» Materials provided

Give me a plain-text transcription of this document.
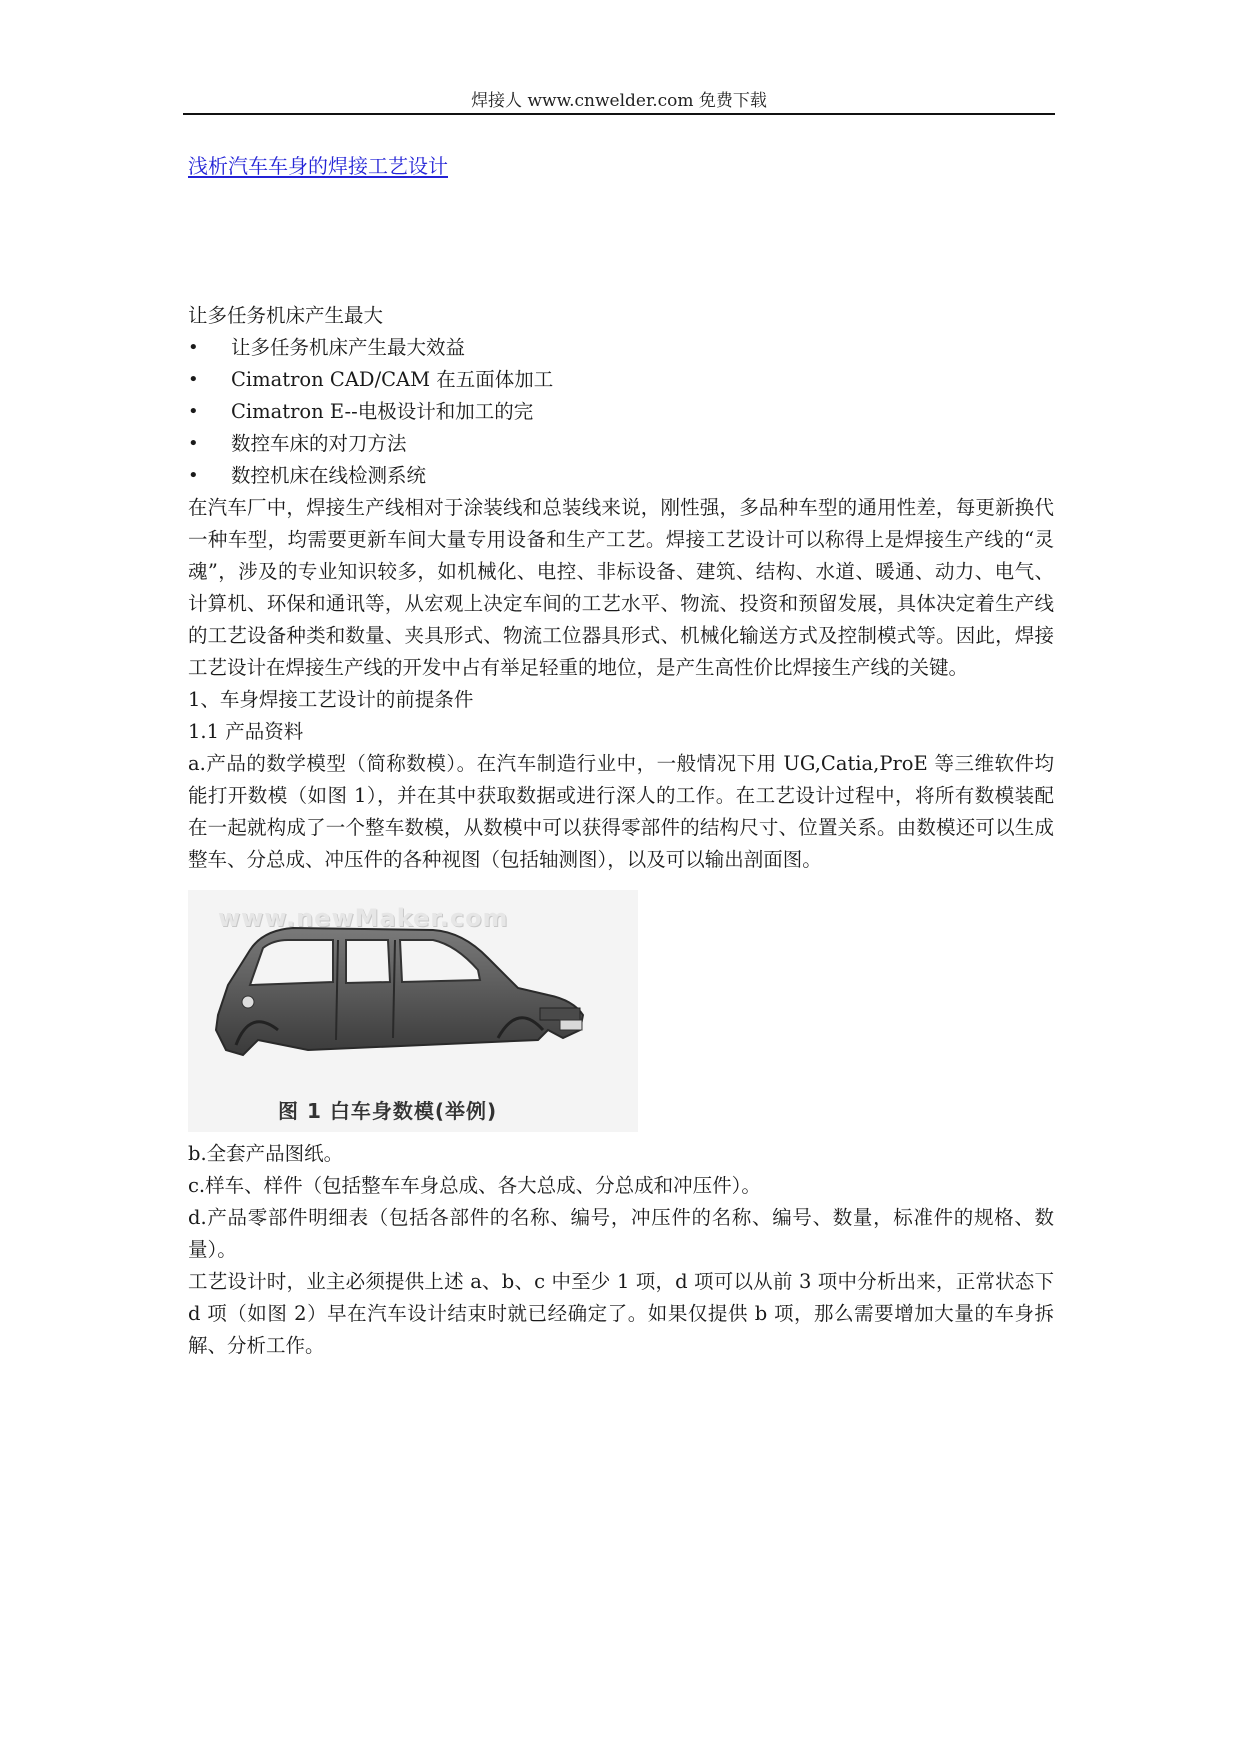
焊接人 www.cnwelder.com 免费下载
浅析汽车车身的焊接工艺设计
让多任务机床产生最大
• 让多任务机床产生最大效益
• Cimatron CAD/CAM 在五面体加工
• Cimatron E--电极设计和加工的完
• 数控车床的对刀方法
• 数控机床在线检测系统

在汽车厂中，焊接生产线相对于涂装线和总装线来说，刚性强，多品种车型的通用性差，每更新换代一种车型，均需要更新车间大量专用设备和生产工艺。焊接工艺设计可以称得上是焊接生产线的“灵魂”，涉及的专业知识较多，如机械化、电控、非标设备、建筑、结构、水道、暖通、动力、电气、计算机、环保和通讯等，从宏观上决定车间的工艺水平、物流、投资和预留发展，具体决定着生产线的工艺设备种类和数量、夹具形式、物流工位器具形式、机械化输送方式及控制模式等。因此，焊接工艺设计在焊接生产线的开发中占有举足轻重的地位，是产生高性价比焊接生产线的关键。

1、车身焊接工艺设计的前提条件
1.1 产品资料

a.产品的数学模型（简称数模）。在汽车制造行业中，一般情况下用 UG,Catia,ProE 等三维软件均能打开数模（如图 1），并在其中获取数据或进行深人的工作。在工艺设计过程中，将所有数模装配在一起就构成了一个整车数模，从数模中可以获得零部件的结构尺寸、位置关系。由数模还可以生成整车、分总成、冲压件的各种视图（包括轴测图），以及可以输出剖面图。

www.newMaker.com
图 1 白车身数模(举例)

b.全套产品图纸。

c.样车、样件（包括整车车身总成、各大总成、分总成和冲压件）。

d.产品零部件明细表（包括各部件的名称、编号，冲压件的名称、编号、数量，标准件的规格、数量）。

工艺设计时，业主必须提供上述 a、b、c 中至少 1 项，d 项可以从前 3 项中分析出来，正常状态下 d 项（如图 2）早在汽车设计结束时就已经确定了。如果仅提供 b 项，那么需要增加大量的车身拆解、分析工作。
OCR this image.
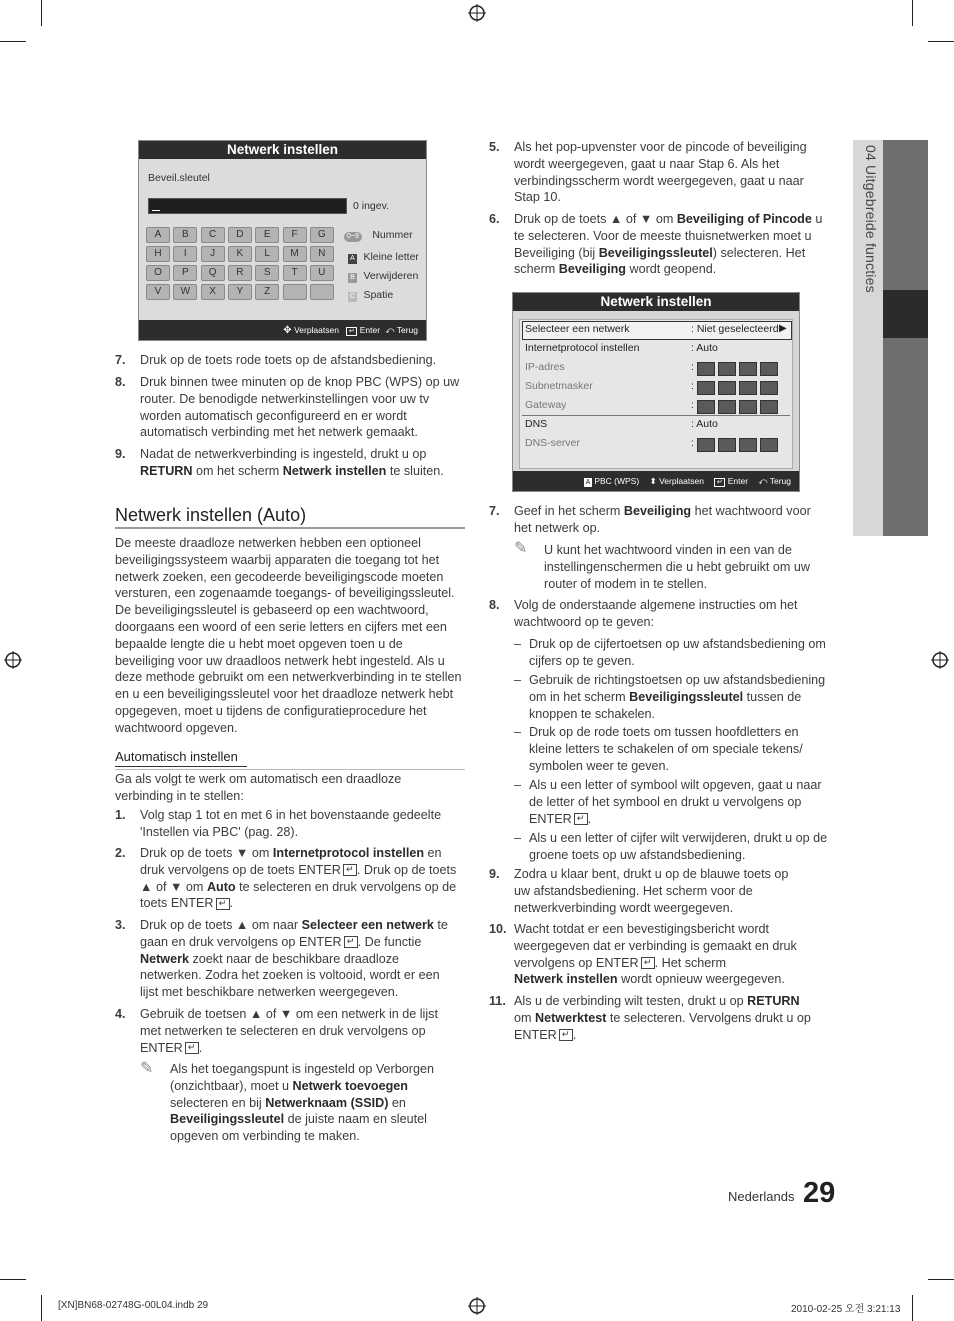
04 Uitgebreide functies
Netwerk instellen
Beveil.sleutel
0 ingev.
A	B	C	D	E	F	G
H	I	J	K	L	M	N
O	P	Q	R	S	T	U
V	W	X	Y	Z
0~9 Nummer
A Kleine letter
B Verwijderen
C Spatie
✥ Verplaatsen ↵ Enter ⤺ Terug
7. Druk op de toets rode toets op de afstandsbediening.
8. Druk binnen twee minuten op de knop PBC (WPS) op uw router. De benodigde netwerkinstellingen voor uw tv worden automatisch geconfigureerd en er wordt automatisch verbinding met het netwerk gemaakt.
9. Nadat de netwerkverbinding is ingesteld, drukt u op RETURN om het scherm Netwerk instellen te sluiten.
Netwerk instellen (Auto)
De meeste draadloze netwerken hebben een optioneel beveiligingssysteem waarbij apparaten die toegang tot het netwerk zoeken, een gecodeerde beveiligingscode moeten versturen, een zogenaamde toegangs- of beveiligingssleutel. De beveiligingssleutel is gebaseerd op een wachtwoord, doorgaans een woord of een serie letters en cijfers met een bepaalde lengte die u hebt moet opgeven toen u de beveiliging voor uw draadloos netwerk hebt ingesteld. Als u deze methode gebruikt om een netwerkverbinding in te stellen en u een beveiligingssleutel voor het draadloze netwerk hebt opgegeven, moet u tijdens de configuratieprocedure het wachtwoord opgeven.
Automatisch instellen
Ga als volgt te werk om automatisch een draadloze verbinding in te stellen:
1. Volg stap 1 tot en met 6 in het bovenstaande gedeelte 'Instellen via PBC' (pag. 28).
2. Druk op de toets ▼ om Internetprotocol instellen en druk vervolgens op de toets ENTER ↵ . Druk op de toets ▲ of ▼ om Auto te selecteren en druk vervolgens op de toets ENTER ↵ .
3. Druk op de toets ▲ om naar Selecteer een netwerk te gaan en druk vervolgens op ENTER ↵ . De functie Netwerk zoekt naar de beschikbare draadloze netwerken. Zodra het zoeken is voltooid, wordt er een lijst met beschikbare netwerken weergegeven.
4. Gebruik de toetsen ▲ of ▼ om een netwerk in de lijst met netwerken te selecteren en druk vervolgens op ENTER ↵ .
✎ Als het toegangspunt is ingesteld op Verborgen (onzichtbaar), moet u Netwerk toevoegen selecteren en bij Netwerknaam (SSID) en Beveiligingssleutel de juiste naam en sleutel opgeven om verbinding te maken.
5. Als het pop-upvenster voor de pincode of beveiliging wordt weergegeven, gaat u naar Stap 6. Als het verbindingsscherm wordt weergegeven, gaat u naar Stap 10.
6. Druk op de toets ▲ of ▼ om Beveiliging of Pincode u te selecteren. Voor de meeste thuisnetwerken moet u Beveiliging (bij Beveiligingssleutel) selecteren. Het scherm Beveiliging wordt geopend.
Netwerk instellen
Selecteer een netwerk	: Niet geselecteerd ▶
Internetprotocol instellen	: Auto
IP-adres	:
Subnetmasker	:
Gateway	:
DNS	: Auto
DNS-server	:
A PBC (WPS) ⬍ Verplaatsen ↵ Enter ⤺ Terug
7. Geef in het scherm Beveiliging het wachtwoord voor het netwerk op.
✎ U kunt het wachtwoord vinden in een van de instellingenschermen die u hebt gebruikt om uw router of modem in te stellen.
8. Volg de onderstaande algemene instructies om het wachtwoord op te geven:
– Druk op de cijfertoetsen op uw afstandsbediening om cijfers op te geven.
– Gebruik de richtingstoetsen op uw afstandsbediening om in het scherm Beveiligingssleutel tussen de knoppen te schakelen.
– Druk op de rode toets om tussen hoofdletters en kleine letters te schakelen of om speciale tekens/ symbolen weer te geven.
– Als u een letter of symbool wilt opgeven, gaat u naar de letter of het symbool en drukt u vervolgens op ENTER ↵ .
– Als u een letter of cijfer wilt verwijderen, drukt u op de groene toets op uw afstandsbediening.
9. Zodra u klaar bent, drukt u op de blauwe toets op uw afstandsbediening. Het scherm voor de netwerkverbinding wordt weergegeven.
10. Wacht totdat er een bevestigingsbericht wordt weergegeven dat er verbinding is gemaakt en druk vervolgens op ENTER ↵ . Het scherm
Netwerk instellen wordt opnieuw weergegeven.
11. Als u de verbinding wilt testen, drukt u op RETURN
om Netwerktest te selecteren. Vervolgens drukt u op
ENTER ↵ .
Nederlands 29
[XN]BN68-02748G-00L04.indb 29	2010-02-25 오전 3:21:13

» Stated problem
Find every line in the records above that contains the word "tussen", and copy each one.

» Answer to this task
– Gebruik de richtingstoetsen op uw afstandsbediening om in het scherm Beveiligingssleutel tussen de knoppen te schakelen.
– Druk op de rode toets om tussen hoofdletters en kleine letters te schakelen of om speciale tekens/ symbolen weer te geven.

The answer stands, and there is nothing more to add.